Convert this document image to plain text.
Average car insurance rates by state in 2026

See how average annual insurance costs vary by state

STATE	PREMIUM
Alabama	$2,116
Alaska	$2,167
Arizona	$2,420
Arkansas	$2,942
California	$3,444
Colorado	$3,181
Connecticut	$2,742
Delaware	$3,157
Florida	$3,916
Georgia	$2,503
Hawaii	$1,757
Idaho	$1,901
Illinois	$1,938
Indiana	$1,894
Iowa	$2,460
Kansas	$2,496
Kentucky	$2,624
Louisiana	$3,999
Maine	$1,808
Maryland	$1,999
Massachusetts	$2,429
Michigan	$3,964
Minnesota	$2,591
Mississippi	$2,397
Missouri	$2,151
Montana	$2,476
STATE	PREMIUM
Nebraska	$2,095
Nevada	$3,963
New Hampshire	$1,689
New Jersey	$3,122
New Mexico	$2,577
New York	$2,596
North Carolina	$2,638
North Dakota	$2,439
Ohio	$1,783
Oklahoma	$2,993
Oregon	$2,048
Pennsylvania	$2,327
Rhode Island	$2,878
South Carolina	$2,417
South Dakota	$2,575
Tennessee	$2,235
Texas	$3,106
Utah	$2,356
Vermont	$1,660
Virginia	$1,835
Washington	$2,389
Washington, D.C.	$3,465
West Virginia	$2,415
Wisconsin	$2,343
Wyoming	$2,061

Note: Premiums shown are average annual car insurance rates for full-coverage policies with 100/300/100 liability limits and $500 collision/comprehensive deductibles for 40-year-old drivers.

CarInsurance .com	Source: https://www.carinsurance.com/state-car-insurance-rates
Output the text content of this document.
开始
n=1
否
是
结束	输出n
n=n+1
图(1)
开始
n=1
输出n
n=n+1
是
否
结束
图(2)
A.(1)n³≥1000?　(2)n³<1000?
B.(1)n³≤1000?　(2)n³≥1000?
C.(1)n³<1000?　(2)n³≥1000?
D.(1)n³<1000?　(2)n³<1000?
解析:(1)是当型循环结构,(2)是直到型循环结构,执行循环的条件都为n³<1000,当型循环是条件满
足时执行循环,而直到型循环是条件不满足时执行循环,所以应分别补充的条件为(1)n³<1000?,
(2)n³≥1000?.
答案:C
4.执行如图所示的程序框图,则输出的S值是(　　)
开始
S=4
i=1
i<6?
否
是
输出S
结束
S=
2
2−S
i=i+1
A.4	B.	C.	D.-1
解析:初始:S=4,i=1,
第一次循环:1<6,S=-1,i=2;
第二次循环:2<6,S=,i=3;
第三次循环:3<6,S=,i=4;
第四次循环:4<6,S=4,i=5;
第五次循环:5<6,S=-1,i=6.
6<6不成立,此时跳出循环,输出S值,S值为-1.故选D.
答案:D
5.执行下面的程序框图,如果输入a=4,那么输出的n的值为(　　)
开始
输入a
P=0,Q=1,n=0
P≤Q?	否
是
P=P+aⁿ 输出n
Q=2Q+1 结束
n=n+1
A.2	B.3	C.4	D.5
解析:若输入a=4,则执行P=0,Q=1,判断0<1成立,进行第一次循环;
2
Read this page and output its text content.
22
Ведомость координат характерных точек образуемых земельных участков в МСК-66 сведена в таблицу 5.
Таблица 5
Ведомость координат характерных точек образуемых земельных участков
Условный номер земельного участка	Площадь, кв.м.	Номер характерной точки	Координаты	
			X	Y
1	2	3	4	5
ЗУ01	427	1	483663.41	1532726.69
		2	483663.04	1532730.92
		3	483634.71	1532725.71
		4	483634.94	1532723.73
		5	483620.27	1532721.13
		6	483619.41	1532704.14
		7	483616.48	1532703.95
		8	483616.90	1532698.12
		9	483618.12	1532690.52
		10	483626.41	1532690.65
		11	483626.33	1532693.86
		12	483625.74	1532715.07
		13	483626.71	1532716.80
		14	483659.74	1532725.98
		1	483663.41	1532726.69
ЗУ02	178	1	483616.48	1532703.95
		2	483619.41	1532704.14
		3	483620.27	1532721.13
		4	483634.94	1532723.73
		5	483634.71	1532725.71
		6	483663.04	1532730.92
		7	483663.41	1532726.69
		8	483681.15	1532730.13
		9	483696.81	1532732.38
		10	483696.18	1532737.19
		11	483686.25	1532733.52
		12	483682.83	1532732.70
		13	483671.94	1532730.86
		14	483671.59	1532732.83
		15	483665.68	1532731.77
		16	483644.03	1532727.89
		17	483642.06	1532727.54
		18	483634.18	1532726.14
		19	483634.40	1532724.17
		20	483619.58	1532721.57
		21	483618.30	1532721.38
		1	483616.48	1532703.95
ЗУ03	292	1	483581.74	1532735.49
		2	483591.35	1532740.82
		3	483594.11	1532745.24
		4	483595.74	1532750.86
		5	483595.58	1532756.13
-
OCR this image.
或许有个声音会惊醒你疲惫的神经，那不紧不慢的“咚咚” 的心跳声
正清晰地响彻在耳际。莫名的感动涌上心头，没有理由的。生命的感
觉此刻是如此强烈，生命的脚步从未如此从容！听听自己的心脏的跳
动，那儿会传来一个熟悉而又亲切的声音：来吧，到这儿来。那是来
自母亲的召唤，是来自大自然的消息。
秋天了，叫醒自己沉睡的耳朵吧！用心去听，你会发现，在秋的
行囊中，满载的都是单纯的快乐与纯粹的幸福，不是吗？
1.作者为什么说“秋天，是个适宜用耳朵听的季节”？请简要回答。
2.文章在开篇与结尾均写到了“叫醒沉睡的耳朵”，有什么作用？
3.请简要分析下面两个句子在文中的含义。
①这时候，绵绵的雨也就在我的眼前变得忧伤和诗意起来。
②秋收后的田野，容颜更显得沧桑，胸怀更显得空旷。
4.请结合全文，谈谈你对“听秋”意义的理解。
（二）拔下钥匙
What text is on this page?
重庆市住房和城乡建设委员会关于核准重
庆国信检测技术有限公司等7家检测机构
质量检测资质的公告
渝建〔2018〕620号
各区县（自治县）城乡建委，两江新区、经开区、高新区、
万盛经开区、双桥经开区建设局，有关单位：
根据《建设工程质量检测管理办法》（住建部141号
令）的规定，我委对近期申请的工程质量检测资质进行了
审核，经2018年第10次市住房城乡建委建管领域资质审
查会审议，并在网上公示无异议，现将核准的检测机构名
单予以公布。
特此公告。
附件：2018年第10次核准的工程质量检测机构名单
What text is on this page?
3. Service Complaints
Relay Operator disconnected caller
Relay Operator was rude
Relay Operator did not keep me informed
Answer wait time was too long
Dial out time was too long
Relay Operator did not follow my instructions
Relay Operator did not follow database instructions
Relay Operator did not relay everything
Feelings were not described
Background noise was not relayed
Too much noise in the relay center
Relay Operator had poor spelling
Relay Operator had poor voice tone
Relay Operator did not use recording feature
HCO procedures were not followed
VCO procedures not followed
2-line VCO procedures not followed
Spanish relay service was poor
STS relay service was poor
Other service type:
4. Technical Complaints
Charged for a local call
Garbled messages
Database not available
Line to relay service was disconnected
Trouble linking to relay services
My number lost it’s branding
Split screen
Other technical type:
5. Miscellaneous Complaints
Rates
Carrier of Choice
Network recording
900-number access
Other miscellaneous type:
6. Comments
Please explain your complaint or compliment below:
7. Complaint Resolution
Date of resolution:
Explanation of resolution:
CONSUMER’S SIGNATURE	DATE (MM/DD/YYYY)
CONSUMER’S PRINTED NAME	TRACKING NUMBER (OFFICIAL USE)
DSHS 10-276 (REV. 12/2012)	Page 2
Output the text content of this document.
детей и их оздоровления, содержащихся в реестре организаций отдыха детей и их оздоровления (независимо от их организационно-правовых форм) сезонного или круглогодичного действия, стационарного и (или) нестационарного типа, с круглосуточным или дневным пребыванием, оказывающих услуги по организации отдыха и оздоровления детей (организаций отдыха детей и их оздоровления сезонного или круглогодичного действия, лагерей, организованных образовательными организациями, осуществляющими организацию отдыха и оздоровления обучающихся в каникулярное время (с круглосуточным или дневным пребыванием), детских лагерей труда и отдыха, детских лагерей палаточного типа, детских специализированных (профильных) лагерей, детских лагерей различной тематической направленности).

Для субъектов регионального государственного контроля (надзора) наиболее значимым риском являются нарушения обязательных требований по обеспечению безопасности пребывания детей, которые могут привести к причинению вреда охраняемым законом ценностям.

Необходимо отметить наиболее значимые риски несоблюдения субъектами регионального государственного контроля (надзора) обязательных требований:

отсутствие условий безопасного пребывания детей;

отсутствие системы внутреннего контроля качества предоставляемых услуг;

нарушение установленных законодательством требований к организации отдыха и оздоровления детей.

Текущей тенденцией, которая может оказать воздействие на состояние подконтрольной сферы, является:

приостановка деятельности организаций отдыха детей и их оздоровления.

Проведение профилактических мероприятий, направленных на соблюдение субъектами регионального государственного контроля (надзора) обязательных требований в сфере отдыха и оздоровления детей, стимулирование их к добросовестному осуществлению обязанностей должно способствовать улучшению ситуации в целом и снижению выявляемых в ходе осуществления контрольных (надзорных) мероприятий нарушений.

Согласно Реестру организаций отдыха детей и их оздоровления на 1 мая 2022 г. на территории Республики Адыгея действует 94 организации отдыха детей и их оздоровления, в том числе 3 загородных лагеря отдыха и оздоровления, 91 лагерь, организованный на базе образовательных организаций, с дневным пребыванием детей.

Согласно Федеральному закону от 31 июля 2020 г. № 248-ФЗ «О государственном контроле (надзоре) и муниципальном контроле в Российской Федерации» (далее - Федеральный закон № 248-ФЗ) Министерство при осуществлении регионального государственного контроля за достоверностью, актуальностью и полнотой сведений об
-*-*-
GIVEN INSTRUCTION: Your task is to pick out every line with the string "South" and copy it.

WRITTEN SOLUTION:
South Carolina	$2,417
South Dakota	$2,575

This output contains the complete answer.